Raw records:

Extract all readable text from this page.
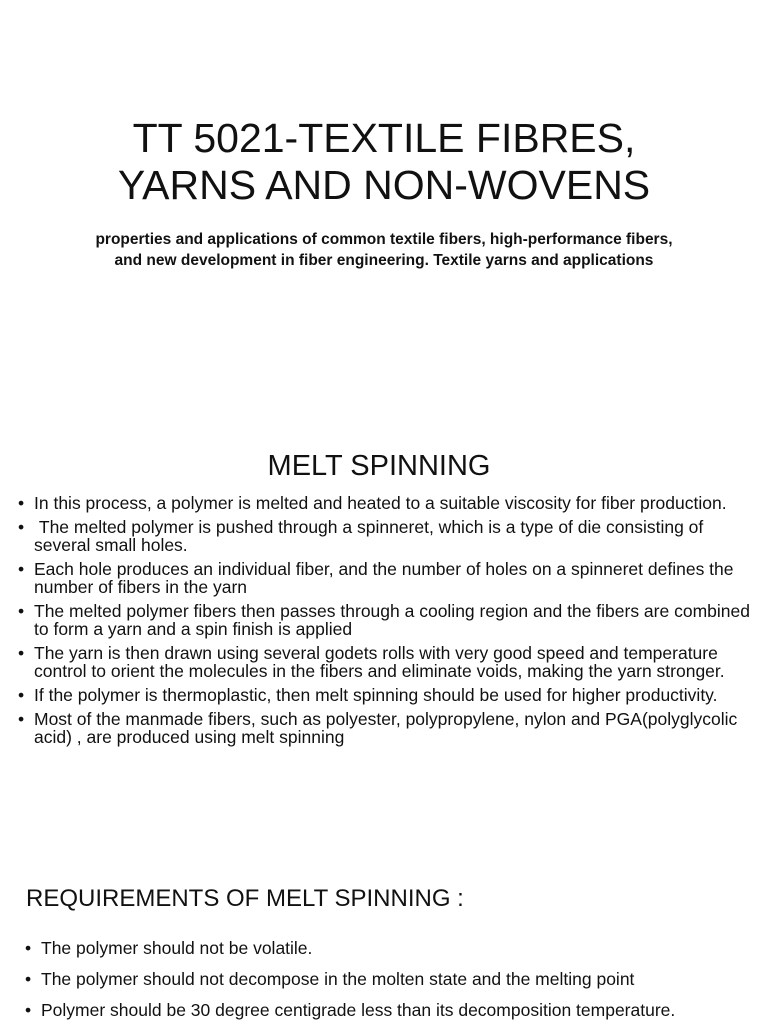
TT 5021-TEXTILE FIBRES,
YARNS AND NON-WOVENS

properties and applications of common textile fibers, high-performance fibers, and new development in fiber engineering. Textile yarns and applications

MELT SPINNING
• In this process, a polymer is melted and heated to a suitable viscosity for fiber production.
• The melted polymer is pushed through a spinneret, which is a type of die consisting of several small holes.
• Each hole produces an individual fiber, and the number of holes on a spinneret defines the number of fibers in the yarn
• The melted polymer fibers then passes through a cooling region and the fibers are combined to form a yarn and a spin finish is applied
• The yarn is then drawn using several godets rolls with very good speed and temperature control to orient the molecules in the fibers and eliminate voids, making the yarn stronger.
• If the polymer is thermoplastic, then melt spinning should be used for higher productivity.
• Most of the manmade fibers, such as polyester, polypropylene, nylon and PGA(polyglycolic acid) , are produced using melt spinning
REQUIREMENTS OF MELT SPINNING :
• The polymer should not be volatile.
• The polymer should not decompose in the molten state and the melting point
• Polymer should be 30 degree centigrade less than its decomposition temperature.
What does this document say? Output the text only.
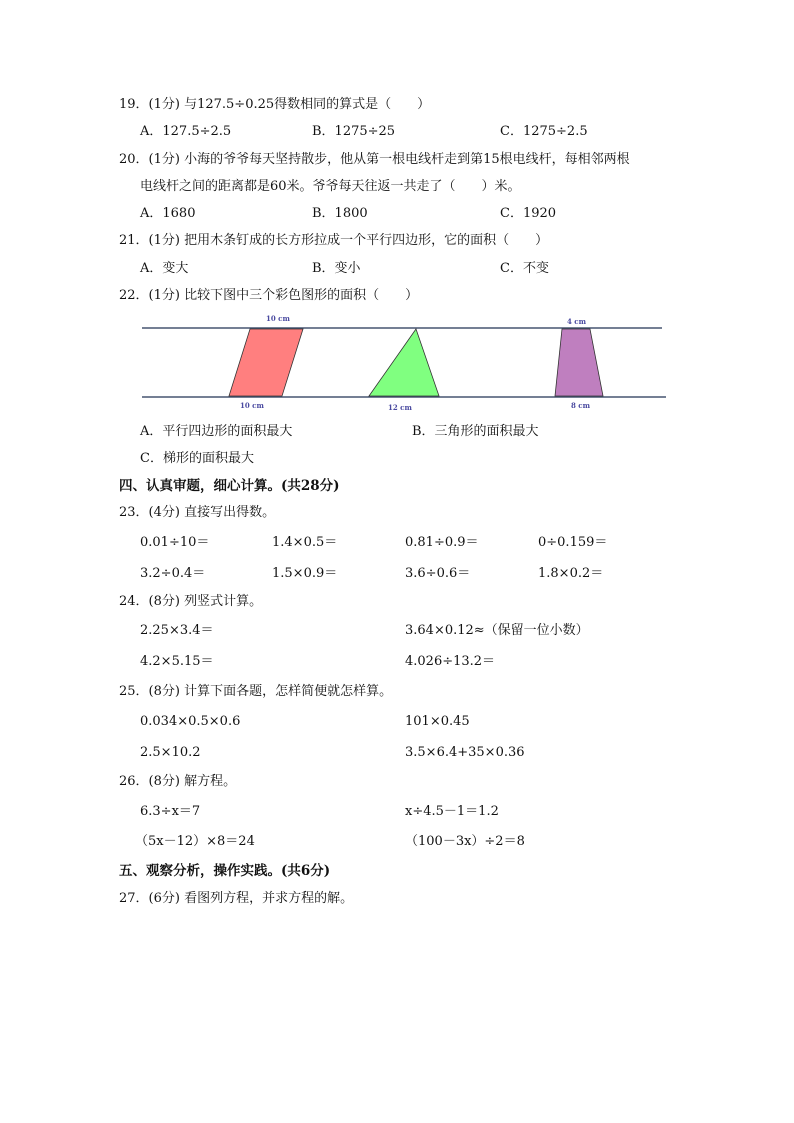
19．(1分) 与127.5÷0.25得数相同的算式是（　　）
A．127.5÷2.5	B．1275÷25	C．1275÷2.5
20．(1分) 小海的爷爷每天坚持散步，他从第一根电线杆走到第15根电线杆，每相邻两根
电线杆之间的距离都是60米。爷爷每天往返一共走了（　　）米。
A．1680	B．1800	C．1920
21．(1分) 把用木条钉成的长方形拉成一个平行四边形，它的面积（　　）
A．变大	B．变小	C．不变
22．(1分) 比较下图中三个彩色图形的面积（　　）
10 cm
10 cm	12 cm
4 cm
8 cm
A．平行四边形的面积最大	B．三角形的面积最大
C．梯形的面积最大
四、认真审题，细心计算。(共28分)
23．(4分) 直接写出得数。
0.01÷10＝	1.4×0.5＝	0.81÷0.9＝	0÷0.159＝
3.2÷0.4＝	1.5×0.9＝	3.6÷0.6＝	1.8×0.2＝
24．(8分) 列竖式计算。
2.25×3.4＝	3.64×0.12≈（保留一位小数）
4.2×5.15＝	4.026÷13.2＝
25．(8分) 计算下面各题，怎样简便就怎样算。
0.034×0.5×0.6	101×0.45
2.5×10.2	3.5×6.4+35×0.36
26．(8分) 解方程。
6.3÷x＝7	x÷4.5－1＝1.2
（5x－12）×8＝24	（100－3x）÷2＝8
五、观察分析，操作实践。(共6分)
27．(6分) 看图列方程，并求方程的解。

Request:
Go through the records and gather the lines that hold "this".

Response to the exercise:
Extract all readable text from this page.
• In this process, a polymer is melted and heated to a suitable viscosity for fiber production.
What does this document say? Output the text only.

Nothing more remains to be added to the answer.